What this task involves
Output the data word for word, dropping every image.

Start of Data provided

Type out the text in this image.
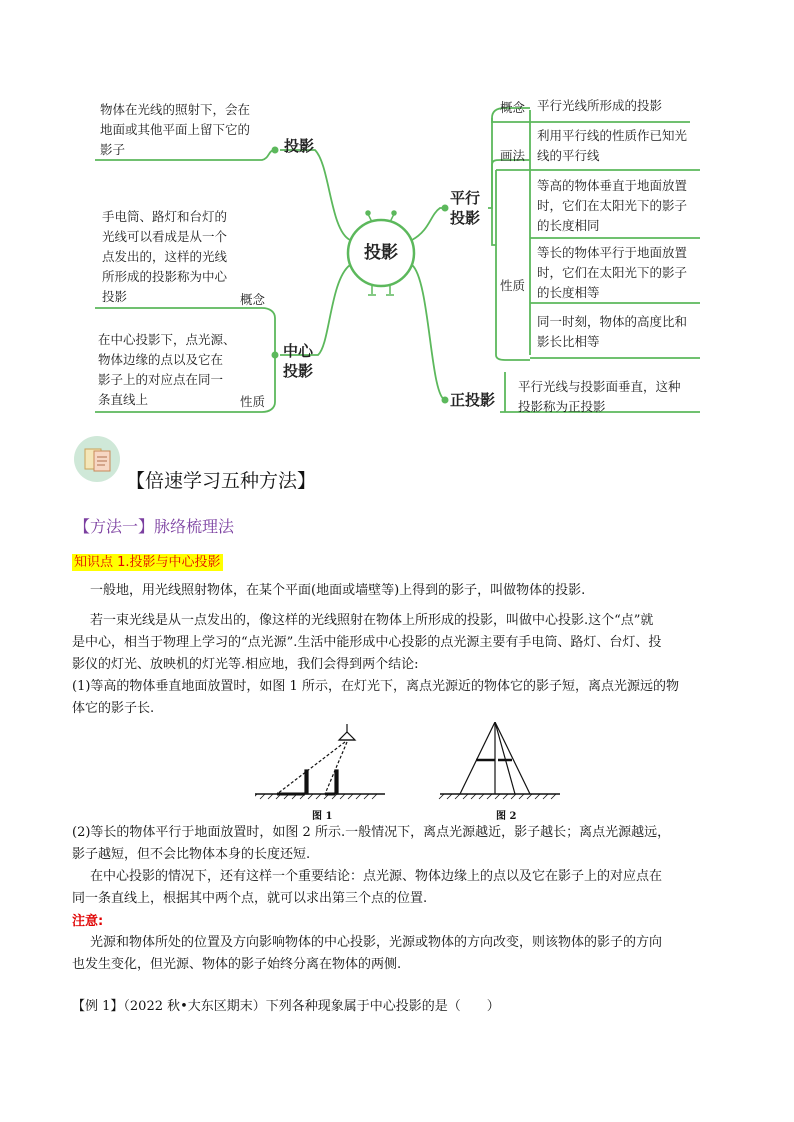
投影
物体在光线的照射下，会在
地面或其他平面上留下它的
影子	投影
手电筒、路灯和台灯的
光线可以看成是从一个
点发出的，这样的光线
所形成的投影称为中心
投影	概念
在中心投影下，点光源、
物体边缘的点以及它在
影子上的对应点在同一
条直线上	性质
中心
投影
平行
投影
概念 平行光线所形成的投影
画法
利用平行线的性质作已知光
线的平行线
性质
等高的物体垂直于地面放置
时，它们在太阳光下的影子
的长度相同
等长的物体平行于地面放置
时，它们在太阳光下的影子
的长度相等
同一时刻，物体的高度比和
影长比相等
正投影
平行光线与投影面垂直，这种
投影称为正投影
【倍速学习五种方法】
【方法一】脉络梳理法
知识点 1.投影与中心投影
一般地，用光线照射物体，在某个平面(地面或墙壁等)上得到的影子，叫做物体的投影.
若一束光线是从一点发出的，像这样的光线照射在物体上所形成的投影，叫做中心投影.这个“点”就
是中心，相当于物理上学习的“点光源”.生活中能形成中心投影的点光源主要有手电筒、路灯、台灯、投
影仪的灯光、放映机的灯光等.相应地，我们会得到两个结论:
(1)等高的物体垂直地面放置时，如图 1 所示，在灯光下，离点光源近的物体它的影子短，离点光源远的物
体它的影子长.
图 1	图 2
(2)等长的物体平行于地面放置时，如图 2 所示.一般情况下，离点光源越近，影子越长；离点光源越远，
影子越短，但不会比物体本身的长度还短.
在中心投影的情况下，还有这样一个重要结论：点光源、物体边缘上的点以及它在影子上的对应点在
同一条直线上，根据其中两个点，就可以求出第三个点的位置.
注意:
光源和物体所处的位置及方向影响物体的中心投影，光源或物体的方向改变，则该物体的影子的方向
也发生变化，但光源、物体的影子始终分离在物体的两侧.
【例 1】（2022 秋•大东区期末）下列各种现象属于中心投影的是（　　）
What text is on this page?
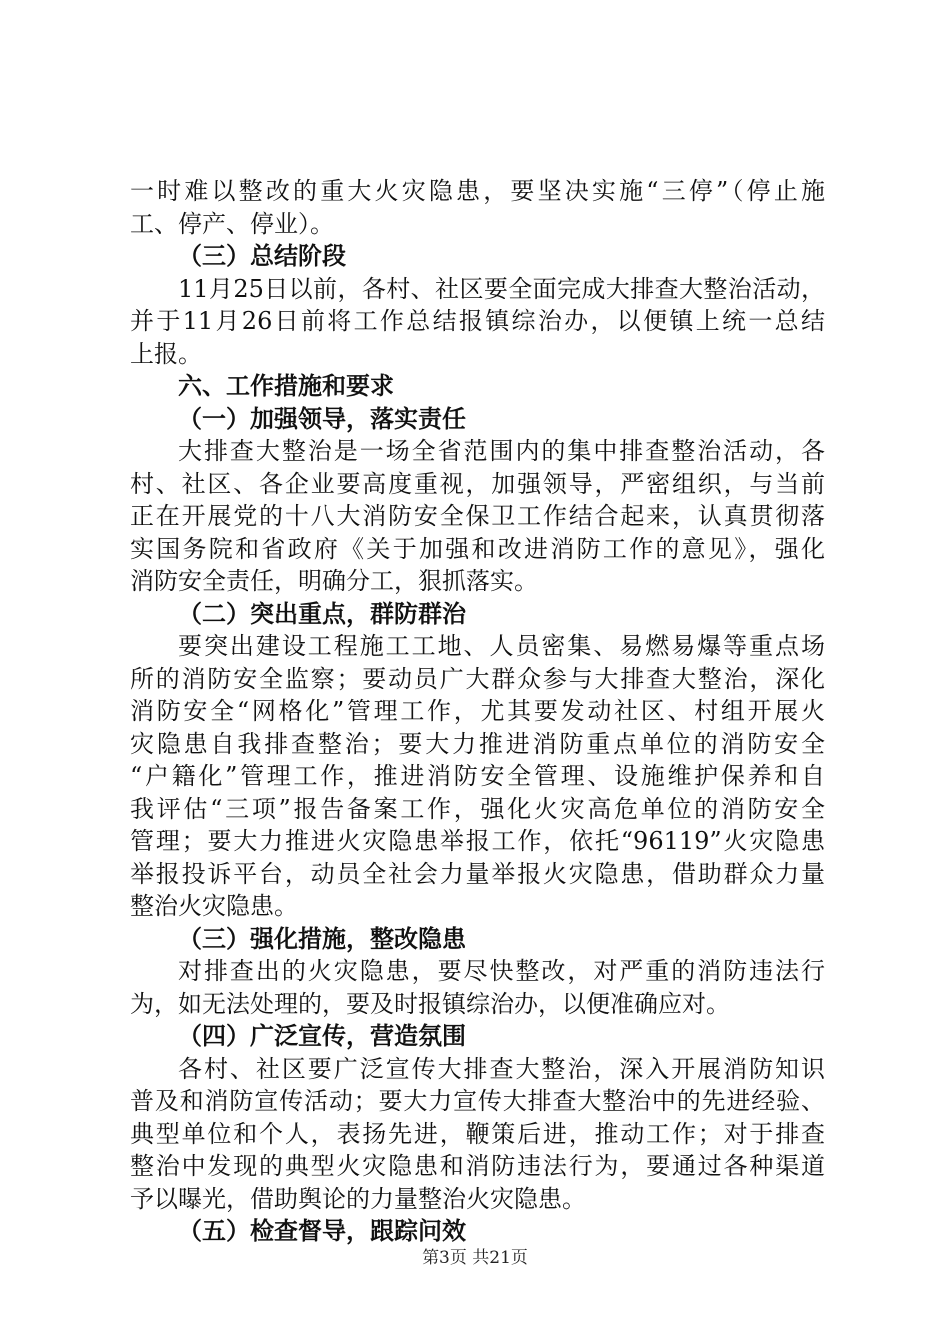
一时难以整改的重大火灾隐患，要坚决实施“三停”（停止施
工、停产、停业）。
（三）总结阶段
11月25日以前，各村、社区要全面完成大排查大整治活动，
并于11月26日前将工作总结报镇综治办，以便镇上统一总结
上报。
六、工作措施和要求
（一）加强领导，落实责任
大排查大整治是一场全省范围内的集中排查整治活动，各
村、社区、各企业要高度重视，加强领导，严密组织，与当前
正在开展党的十八大消防安全保卫工作结合起来，认真贯彻落
实国务院和省政府《关于加强和改进消防工作的意见》，强化
消防安全责任，明确分工，狠抓落实。
（二）突出重点，群防群治
要突出建设工程施工工地、人员密集、易燃易爆等重点场
所的消防安全监察；要动员广大群众参与大排查大整治，深化
消防安全“网格化”管理工作，尤其要发动社区、村组开展火
灾隐患自我排查整治；要大力推进消防重点单位的消防安全
“户籍化”管理工作，推进消防安全管理、设施维护保养和自
我评估“三项”报告备案工作，强化火灾高危单位的消防安全
管理；要大力推进火灾隐患举报工作，依托“96119”火灾隐患
举报投诉平台，动员全社会力量举报火灾隐患，借助群众力量
整治火灾隐患。
（三）强化措施，整改隐患
对排查出的火灾隐患，要尽快整改，对严重的消防违法行
为，如无法处理的，要及时报镇综治办，以便准确应对。
（四）广泛宣传，营造氛围
各村、社区要广泛宣传大排查大整治，深入开展消防知识
普及和消防宣传活动；要大力宣传大排查大整治中的先进经验、
典型单位和个人，表扬先进，鞭策后进，推动工作；对于排查
整治中发现的典型火灾隐患和消防违法行为，要通过各种渠道
予以曝光，借助舆论的力量整治火灾隐患。
（五）检查督导，跟踪问效
第3页 共21页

End of Data provided

Exercise result
Type out the text in this image.
投影
物体在光线的照射下，会在
地面或其他平面上留下它的
影子	投影
手电筒、路灯和台灯的
光线可以看成是从一个
点发出的，这样的光线
所形成的投影称为中心
投影	概念
在中心投影下，点光源、
物体边缘的点以及它在
影子上的对应点在同一
条直线上	性质
中心
投影
平行
投影
概念 平行光线所形成的投影
画法
利用平行线的性质作已知光
线的平行线
性质
等高的物体垂直于地面放置
时，它们在太阳光下的影子
的长度相同
等长的物体平行于地面放置
时，它们在太阳光下的影子
的长度相等
同一时刻，物体的高度比和
影长比相等
正投影
平行光线与投影面垂直，这种
投影称为正投影
【倍速学习五种方法】
【方法一】脉络梳理法
知识点 1.投影与中心投影
一般地，用光线照射物体，在某个平面(地面或墙壁等)上得到的影子，叫做物体的投影.
若一束光线是从一点发出的，像这样的光线照射在物体上所形成的投影，叫做中心投影.这个“点”就
是中心，相当于物理上学习的“点光源”.生活中能形成中心投影的点光源主要有手电筒、路灯、台灯、投
影仪的灯光、放映机的灯光等.相应地，我们会得到两个结论:
(1)等高的物体垂直地面放置时，如图 1 所示，在灯光下，离点光源近的物体它的影子短，离点光源远的物
体它的影子长.
图 1	图 2
(2)等长的物体平行于地面放置时，如图 2 所示.一般情况下，离点光源越近，影子越长；离点光源越远，
影子越短，但不会比物体本身的长度还短.
在中心投影的情况下，还有这样一个重要结论：点光源、物体边缘上的点以及它在影子上的对应点在
同一条直线上，根据其中两个点，就可以求出第三个点的位置.
注意:
光源和物体所处的位置及方向影响物体的中心投影，光源或物体的方向改变，则该物体的影子的方向
也发生变化，但光源、物体的影子始终分离在物体的两侧.
【例 1】（2022 秋•大东区期末）下列各种现象属于中心投影的是（　　）
What text is on this page?
一时难以整改的重大火灾隐患，要坚决实施“三停”（停止施
工、停产、停业）。
（三）总结阶段
11月25日以前，各村、社区要全面完成大排查大整治活动，
并于11月26日前将工作总结报镇综治办，以便镇上统一总结
上报。
六、工作措施和要求
（一）加强领导，落实责任
大排查大整治是一场全省范围内的集中排查整治活动，各
村、社区、各企业要高度重视，加强领导，严密组织，与当前
正在开展党的十八大消防安全保卫工作结合起来，认真贯彻落
实国务院和省政府《关于加强和改进消防工作的意见》，强化
消防安全责任，明确分工，狠抓落实。
（二）突出重点，群防群治
要突出建设工程施工工地、人员密集、易燃易爆等重点场
所的消防安全监察；要动员广大群众参与大排查大整治，深化
消防安全“网格化”管理工作，尤其要发动社区、村组开展火
灾隐患自我排查整治；要大力推进消防重点单位的消防安全
“户籍化”管理工作，推进消防安全管理、设施维护保养和自
我评估“三项”报告备案工作，强化火灾高危单位的消防安全
管理；要大力推进火灾隐患举报工作，依托“96119”火灾隐患
举报投诉平台，动员全社会力量举报火灾隐患，借助群众力量
整治火灾隐患。
（三）强化措施，整改隐患
对排查出的火灾隐患，要尽快整改，对严重的消防违法行
为，如无法处理的，要及时报镇综治办，以便准确应对。
（四）广泛宣传，营造氛围
各村、社区要广泛宣传大排查大整治，深入开展消防知识
普及和消防宣传活动；要大力宣传大排查大整治中的先进经验、
典型单位和个人，表扬先进，鞭策后进，推动工作；对于排查
整治中发现的典型火灾隐患和消防违法行为，要通过各种渠道
予以曝光，借助舆论的力量整治火灾隐患。
（五）检查督导，跟踪问效
第3页 共21页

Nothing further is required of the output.